■ THE REQUEST
Check every line of the entries below for the word "filosofía", and copy the ones that have it.

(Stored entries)
───

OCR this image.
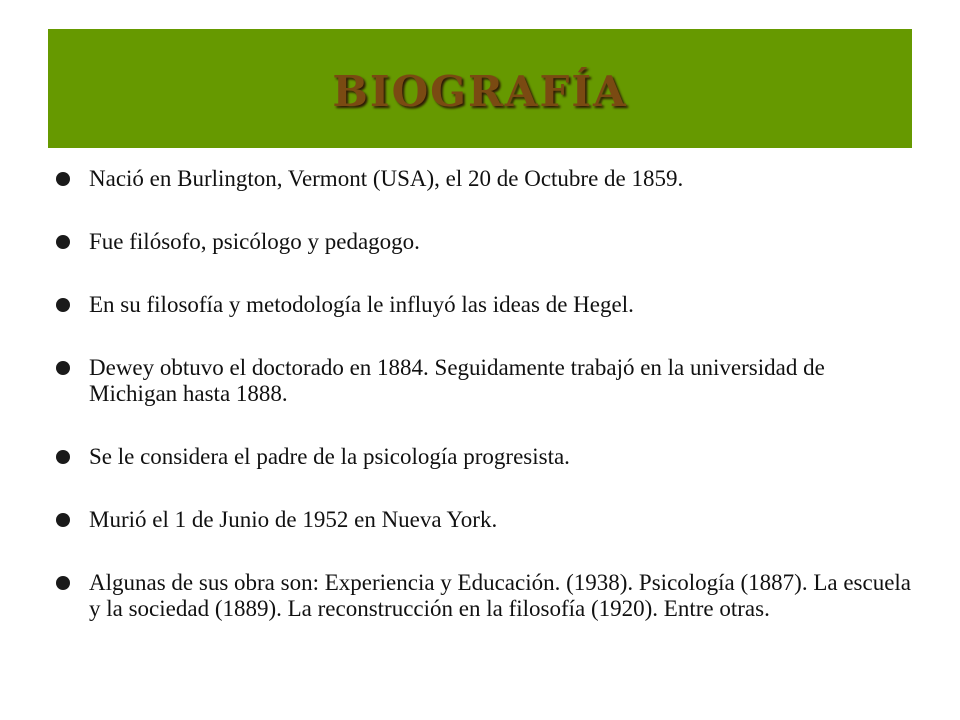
BIOGRAFÍA
Nació en Burlington, Vermont (USA), el 20 de Octubre de 1859.
Fue filósofo, psicólogo y pedagogo.
En su filosofía y metodología le influyó las ideas de Hegel.
Dewey obtuvo el doctorado en 1884. Seguidamente trabajó en la universidad de Michigan hasta 1888.
Se le considera el padre de la psicología progresista.
Murió el 1 de Junio de 1952 en Nueva York.
Algunas de sus obra son: Experiencia y Educación. (1938). Psicología (1887). La escuela y la sociedad (1889). La reconstrucción en la filosofía (1920). Entre otras.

───

■ TASK SOLUTION
En su filosofía y metodología le influyó las ideas de Hegel.
Algunas de sus obra son: Experiencia y Educación. (1938). Psicología (1887). La escuela y la sociedad (1889). La reconstrucción en la filosofía (1920). Entre otras.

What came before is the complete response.